EXERCISE REQUIREMENTS: Filter for the word "первичных" and keep each matching line.

════

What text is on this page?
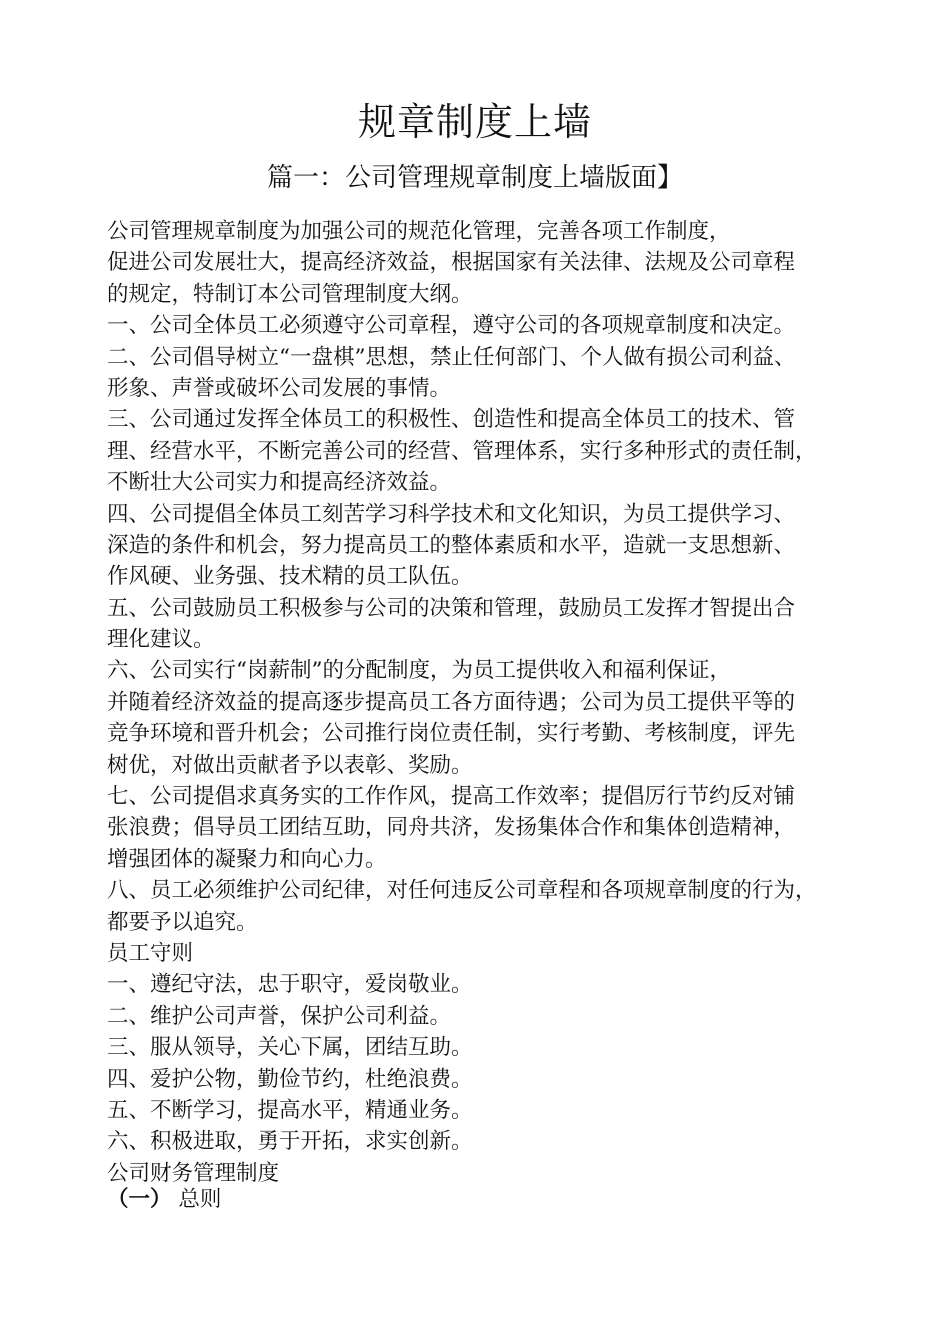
规章制度上墙
篇一：公司管理规章制度上墙版面】
公司管理规章制度为加强公司的规范化管理，完善各项工作制度，
促进公司发展壮大，提高经济效益，根据国家有关法律、法规及公司章程
的规定，特制订本公司管理制度大纲。
一、公司全体员工必须遵守公司章程，遵守公司的各项规章制度和决定。
二、公司倡导树立“一盘棋”思想，禁止任何部门、个人做有损公司利益、
形象、声誉或破坏公司发展的事情。
三、公司通过发挥全体员工的积极性、创造性和提高全体员工的技术、管
理、经营水平，不断完善公司的经营、管理体系，实行多种形式的责任制，
不断壮大公司实力和提高经济效益。
四、公司提倡全体员工刻苦学习科学技术和文化知识，为员工提供学习、
深造的条件和机会，努力提高员工的整体素质和水平，造就一支思想新、
作风硬、业务强、技术精的员工队伍。
五、公司鼓励员工积极参与公司的决策和管理，鼓励员工发挥才智提出合
理化建议。
六、公司实行“岗薪制”的分配制度，为员工提供收入和福利保证，
并随着经济效益的提高逐步提高员工各方面待遇；公司为员工提供平等的
竞争环境和晋升机会；公司推行岗位责任制，实行考勤、考核制度，评先
树优，对做出贡献者予以表彰、奖励。
七、公司提倡求真务实的工作作风，提高工作效率；提倡厉行节约反对铺
张浪费；倡导员工团结互助，同舟共济，发扬集体合作和集体创造精神，
增强团体的凝聚力和向心力。
八、员工必须维护公司纪律，对任何违反公司章程和各项规章制度的行为，
都要予以追究。
员工守则
一、遵纪守法，忠于职守，爱岗敬业。
二、维护公司声誉，保护公司利益。
三、服从领导，关心下属，团结互助。
四、爱护公物，勤俭节约，杜绝浪费。
五、不断学习，提高水平，精通业务。
六、积极进取，勇于开拓，求实创新。
公司财务管理制度
（一） 总则
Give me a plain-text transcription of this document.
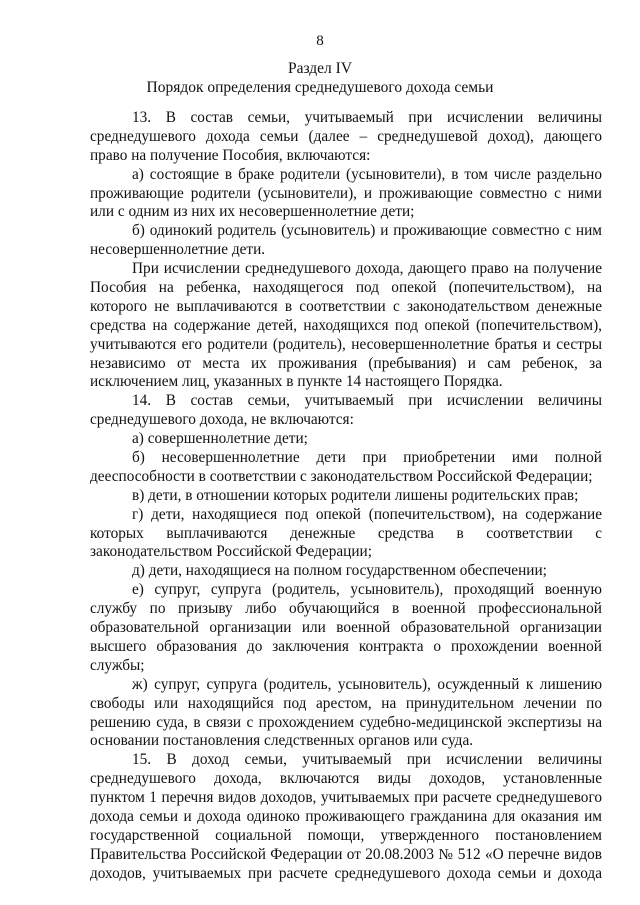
8
Раздел IV
Порядок определения среднедушевого дохода семьи
13. В состав семьи, учитываемый при исчислении величины
среднедушевого дохода семьи (далее – среднедушевой доход), дающего
право на получение Пособия, включаются:
а) состоящие в браке родители (усыновители), в том числе раздельно
проживающие родители (усыновители), и проживающие совместно с ними
или с одним из них их несовершеннолетние дети;
б) одинокий родитель (усыновитель) и проживающие совместно с ним
несовершеннолетние дети.
При исчислении среднедушевого дохода, дающего право на получение
Пособия на ребенка, находящегося под опекой (попечительством), на
которого не выплачиваются в соответствии с законодательством денежные
средства на содержание детей, находящихся под опекой (попечительством),
учитываются его родители (родитель), несовершеннолетние братья и сестры
независимо от места их проживания (пребывания) и сам ребенок, за
исключением лиц, указанных в пункте 14 настоящего Порядка.
14. В состав семьи, учитываемый при исчислении величины
среднедушевого дохода, не включаются:
а) совершеннолетние дети;
б) несовершеннолетние дети при приобретении ими полной
дееспособности в соответствии с законодательством Российской Федерации;
в) дети, в отношении которых родители лишены родительских прав;
г) дети, находящиеся под опекой (попечительством), на содержание
которых выплачиваются денежные средства в соответствии с
законодательством Российской Федерации;
д) дети, находящиеся на полном государственном обеспечении;
е) супруг, супруга (родитель, усыновитель), проходящий военную
службу по призыву либо обучающийся в военной профессиональной
образовательной организации или военной образовательной организации
высшего образования до заключения контракта о прохождении военной
службы;
ж) супруг, супруга (родитель, усыновитель), осужденный к лишению
свободы или находящийся под арестом, на принудительном лечении по
решению суда, в связи с прохождением судебно-медицинской экспертизы на
основании постановления следственных органов или суда.
15. В доход семьи, учитываемый при исчислении величины
среднедушевого дохода, включаются виды доходов, установленные
пунктом 1 перечня видов доходов, учитываемых при расчете среднедушевого
дохода семьи и дохода одиноко проживающего гражданина для оказания им
государственной социальной помощи, утвержденного постановлением
Правительства Российской Федерации от 20.08.2003 № 512 «О перечне видов
доходов, учитываемых при расчете среднедушевого дохода семьи и дохода
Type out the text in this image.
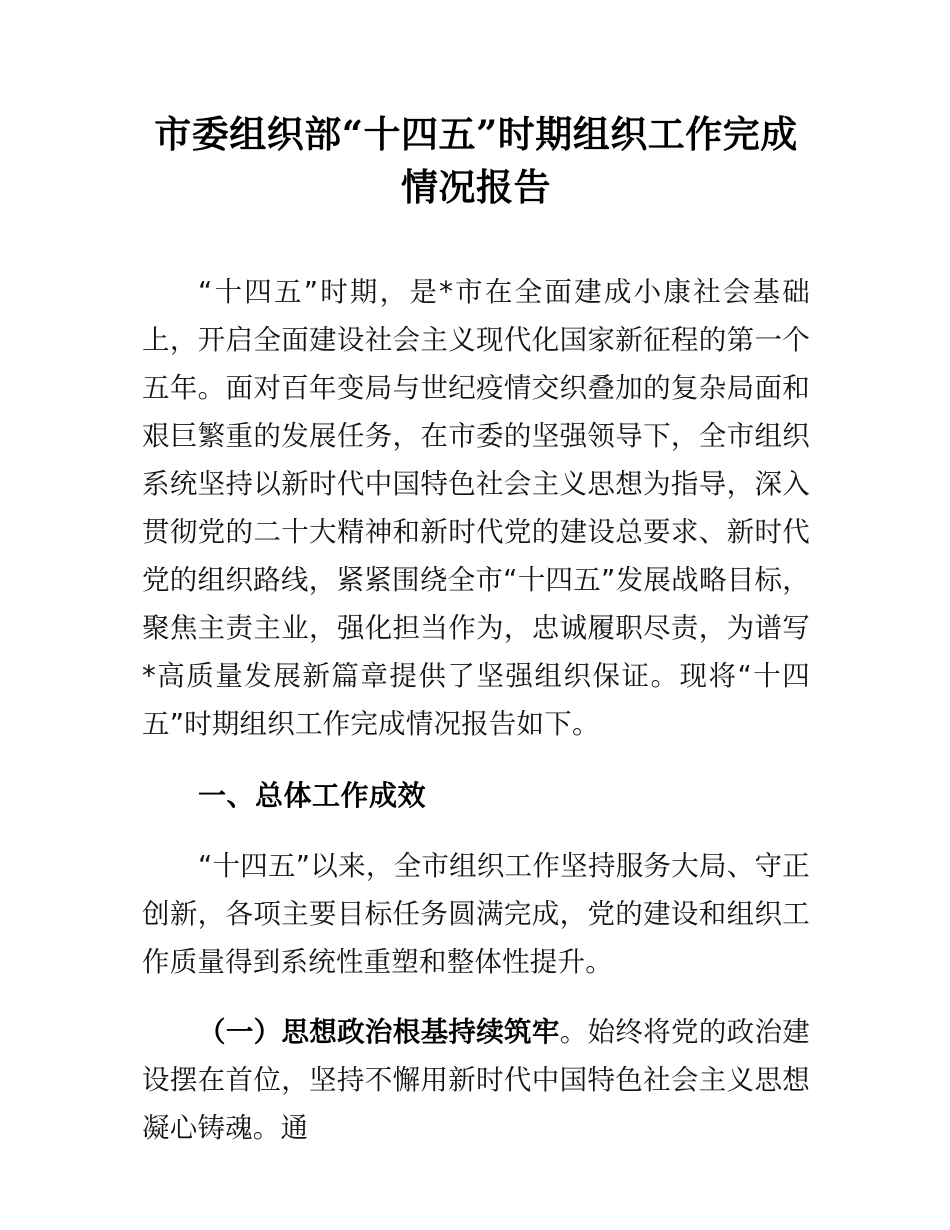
市委组织部“十四五”时期组织工作完成情况报告

“十四五”时期，是*市在全面建成小康社会基础上，开启全面建设社会主义现代化国家新征程的第一个五年。面对百年变局与世纪疫情交织叠加的复杂局面和艰巨繁重的发展任务，在市委的坚强领导下，全市组织系统坚持以新时代中国特色社会主义思想为指导，深入贯彻党的二十大精神和新时代党的建设总要求、新时代党的组织路线，紧紧围绕全市“十四五”发展战略目标，聚焦主责主业，强化担当作为，忠诚履职尽责，为谱写*高质量发展新篇章提供了坚强组织保证。现将“十四五”时期组织工作完成情况报告如下。

一、总体工作成效

“十四五”以来，全市组织工作坚持服务大局、守正创新，各项主要目标任务圆满完成，党的建设和组织工作质量得到系统性重塑和整体性提升。

（一）思想政治根基持续筑牢。始终将党的政治建设摆在首位，坚持不懈用新时代中国特色社会主义思想凝心铸魂。通
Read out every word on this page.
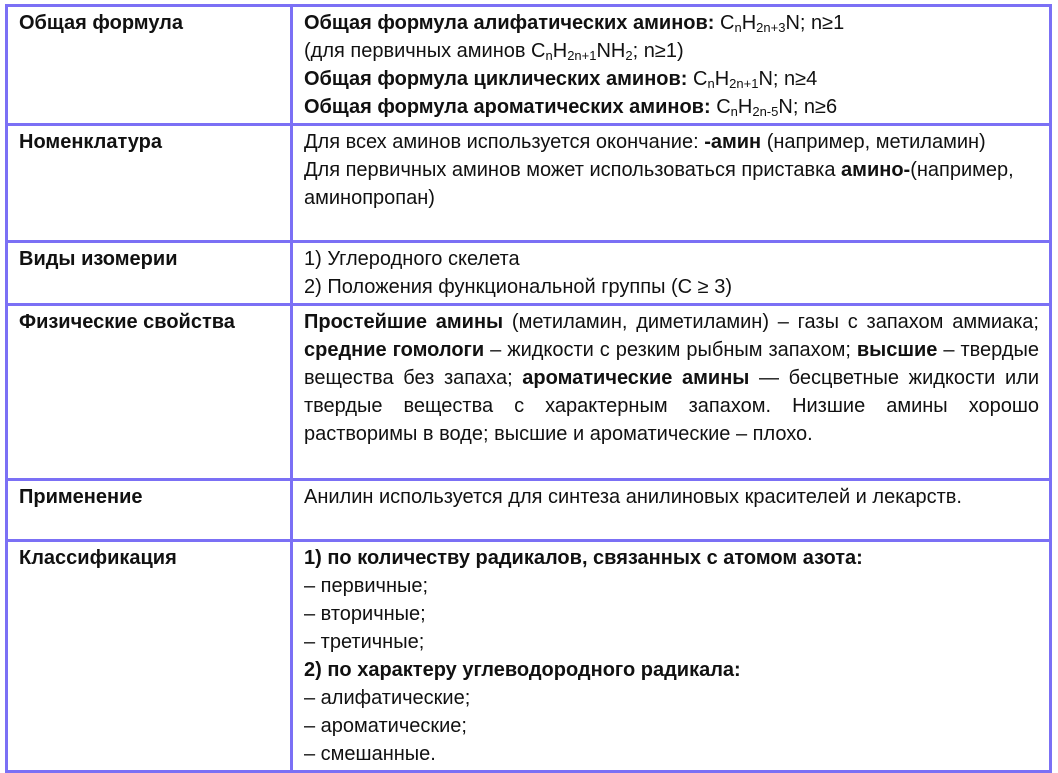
Общая формула	Общая формула алифатических аминов: $C_nH_{2n+3}N$; n≥1
(для первичных аминов $C_nH_{2n+1}NH_2$; n≥1)
Общая формула циклических аминов: $C_nH_{2n+1}N$; n≥4
Общая формула ароматических аминов: $C_nH_{2n-5}N$; n≥6

Номенклатура	Для всех аминов используется окончание: -амин (например, метиламин)
Для первичных аминов может использоваться приставка амино-(например, аминопропан)

Виды изомерии	1) Углеродного скелета
2) Положения функциональной группы (С ≥ 3)

Физические свойства	Простейшие амины (метиламин, диметиламин) – газы с запахом аммиака; средние гомологи – жидкости с резким рыбным запахом; высшие – твердые вещества без запаха; ароматические амины — бесцветные жидкости или твердые вещества с характерным запахом. Низшие амины хорошо растворимы в воде; высшие и ароматические – плохо.
Применение	Анилин используется для синтеза анилиновых красителей и лекарств.
Классификация	1) по количеству радикалов, связанных с атомом азота:
– первичные;
– вторичные;
– третичные;
2) по характеру углеводородного радикала:
– алифатические;
– ароматические;
– смешанные.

════

PROBLEM SOLUTION:
(для первичных аминов $C_nH_{2n+1}NH_2$; n≥1)
Для первичных аминов может использоваться приставка амино-(например, аминопропан)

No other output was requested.